● The problem: Write the data out again in full, with no departure from the original.

------ Task data ------

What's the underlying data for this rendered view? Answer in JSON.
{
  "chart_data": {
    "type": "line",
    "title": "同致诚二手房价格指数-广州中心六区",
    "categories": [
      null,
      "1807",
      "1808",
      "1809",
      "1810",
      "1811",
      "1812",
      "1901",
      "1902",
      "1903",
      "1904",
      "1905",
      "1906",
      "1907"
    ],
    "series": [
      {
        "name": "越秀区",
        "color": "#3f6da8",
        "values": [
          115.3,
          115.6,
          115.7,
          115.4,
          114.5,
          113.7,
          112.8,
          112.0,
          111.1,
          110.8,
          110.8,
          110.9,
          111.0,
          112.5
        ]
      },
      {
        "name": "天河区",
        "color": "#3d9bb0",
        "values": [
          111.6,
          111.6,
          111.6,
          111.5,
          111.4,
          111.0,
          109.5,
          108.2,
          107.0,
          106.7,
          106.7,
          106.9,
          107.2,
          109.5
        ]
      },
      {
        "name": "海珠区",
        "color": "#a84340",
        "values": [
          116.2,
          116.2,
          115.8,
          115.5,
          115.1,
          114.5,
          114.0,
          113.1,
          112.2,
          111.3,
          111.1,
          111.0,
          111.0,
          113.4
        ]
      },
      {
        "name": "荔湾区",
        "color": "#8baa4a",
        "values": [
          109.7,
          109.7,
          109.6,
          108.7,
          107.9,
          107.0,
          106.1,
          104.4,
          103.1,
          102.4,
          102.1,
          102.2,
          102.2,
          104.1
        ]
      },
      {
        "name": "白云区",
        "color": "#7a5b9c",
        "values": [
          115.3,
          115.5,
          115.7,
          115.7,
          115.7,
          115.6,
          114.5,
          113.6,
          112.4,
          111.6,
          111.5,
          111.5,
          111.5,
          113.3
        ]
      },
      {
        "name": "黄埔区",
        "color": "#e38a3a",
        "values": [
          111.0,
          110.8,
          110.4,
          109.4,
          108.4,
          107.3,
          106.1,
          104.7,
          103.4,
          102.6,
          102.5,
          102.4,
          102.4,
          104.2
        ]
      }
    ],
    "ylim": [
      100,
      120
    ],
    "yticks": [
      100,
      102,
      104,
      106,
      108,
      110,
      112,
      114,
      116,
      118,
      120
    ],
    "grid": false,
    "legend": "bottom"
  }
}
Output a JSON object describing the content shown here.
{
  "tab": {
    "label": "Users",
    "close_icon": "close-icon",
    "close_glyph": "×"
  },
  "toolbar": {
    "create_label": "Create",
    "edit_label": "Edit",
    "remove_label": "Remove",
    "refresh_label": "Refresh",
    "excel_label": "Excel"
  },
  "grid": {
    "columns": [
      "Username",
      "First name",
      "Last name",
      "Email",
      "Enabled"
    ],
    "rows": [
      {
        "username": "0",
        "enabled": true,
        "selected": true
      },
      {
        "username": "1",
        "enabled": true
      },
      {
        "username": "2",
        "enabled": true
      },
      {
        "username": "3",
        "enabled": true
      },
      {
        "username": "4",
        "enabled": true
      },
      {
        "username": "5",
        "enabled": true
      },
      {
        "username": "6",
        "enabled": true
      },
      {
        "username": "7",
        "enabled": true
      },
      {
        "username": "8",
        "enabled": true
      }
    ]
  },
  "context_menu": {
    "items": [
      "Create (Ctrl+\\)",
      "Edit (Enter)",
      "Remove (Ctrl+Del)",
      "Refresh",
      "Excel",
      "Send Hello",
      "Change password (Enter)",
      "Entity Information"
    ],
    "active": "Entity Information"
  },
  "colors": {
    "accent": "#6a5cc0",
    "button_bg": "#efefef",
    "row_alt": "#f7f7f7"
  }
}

------

● Exercise output:
What's the underlying data for this rendered view? Answer in JSON.
{
  "chart_data": {
    "type": "line",
    "title": "同致诚二手房价格指数-广州中心六区",
    "categories": [
      null,
      "1807",
      "1808",
      "1809",
      "1810",
      "1811",
      "1812",
      "1901",
      "1902",
      "1903",
      "1904",
      "1905",
      "1906",
      "1907"
    ],
    "series": [
      {
        "name": "越秀区",
        "color": "#3f6da8",
        "values": [
          115.3,
          115.6,
          115.7,
          115.4,
          114.5,
          113.7,
          112.8,
          112.0,
          111.1,
          110.8,
          110.8,
          110.9,
          111.0,
          112.5
        ]
      },
      {
        "name": "天河区",
        "color": "#3d9bb0",
        "values": [
          111.6,
          111.6,
          111.6,
          111.5,
          111.4,
          111.0,
          109.5,
          108.2,
          107.0,
          106.7,
          106.7,
          106.9,
          107.2,
          109.5
        ]
      },
      {
        "name": "海珠区",
        "color": "#a84340",
        "values": [
          116.2,
          116.2,
          115.8,
          115.5,
          115.1,
          114.5,
          114.0,
          113.1,
          112.2,
          111.3,
          111.1,
          111.0,
          111.0,
          113.4
        ]
      },
      {
        "name": "荔湾区",
        "color": "#8baa4a",
        "values": [
          109.7,
          109.7,
          109.6,
          108.7,
          107.9,
          107.0,
          106.1,
          104.4,
          103.1,
          102.4,
          102.1,
          102.2,
          102.2,
          104.1
        ]
      },
      {
        "name": "白云区",
        "color": "#7a5b9c",
        "values": [
          115.3,
          115.5,
          115.7,
          115.7,
          115.7,
          115.6,
          114.5,
          113.6,
          112.4,
          111.6,
          111.5,
          111.5,
          111.5,
          113.3
        ]
      },
      {
        "name": "黄埔区",
        "color": "#e38a3a",
        "values": [
          111.0,
          110.8,
          110.4,
          109.4,
          108.4,
          107.3,
          106.1,
          104.7,
          103.4,
          102.6,
          102.5,
          102.4,
          102.4,
          104.2
        ]
      }
    ],
    "ylim": [
      100,
      120
    ],
    "yticks": [
      100,
      102,
      104,
      106,
      108,
      110,
      112,
      114,
      116,
      118,
      120
    ],
    "grid": false,
    "legend": "bottom"
  }
}
Output a JSON object describing the content shown here.
{
  "tab": {
    "label": "Users",
    "close_icon": "close-icon",
    "close_glyph": "×"
  },
  "toolbar": {
    "create_label": "Create",
    "edit_label": "Edit",
    "remove_label": "Remove",
    "refresh_label": "Refresh",
    "excel_label": "Excel"
  },
  "grid": {
    "columns": [
      "Username",
      "First name",
      "Last name",
      "Email",
      "Enabled"
    ],
    "rows": [
      {
        "username": "0",
        "enabled": true,
        "selected": true
      },
      {
        "username": "1",
        "enabled": true
      },
      {
        "username": "2",
        "enabled": true
      },
      {
        "username": "3",
        "enabled": true
      },
      {
        "username": "4",
        "enabled": true
      },
      {
        "username": "5",
        "enabled": true
      },
      {
        "username": "6",
        "enabled": true
      },
      {
        "username": "7",
        "enabled": true
      },
      {
        "username": "8",
        "enabled": true
      }
    ]
  },
  "context_menu": {
    "items": [
      "Create (Ctrl+\\)",
      "Edit (Enter)",
      "Remove (Ctrl+Del)",
      "Refresh",
      "Excel",
      "Send Hello",
      "Change password (Enter)",
      "Entity Information"
    ],
    "active": "Entity Information"
  },
  "colors": {
    "accent": "#6a5cc0",
    "button_bg": "#efefef",
    "row_alt": "#f7f7f7"
  }
}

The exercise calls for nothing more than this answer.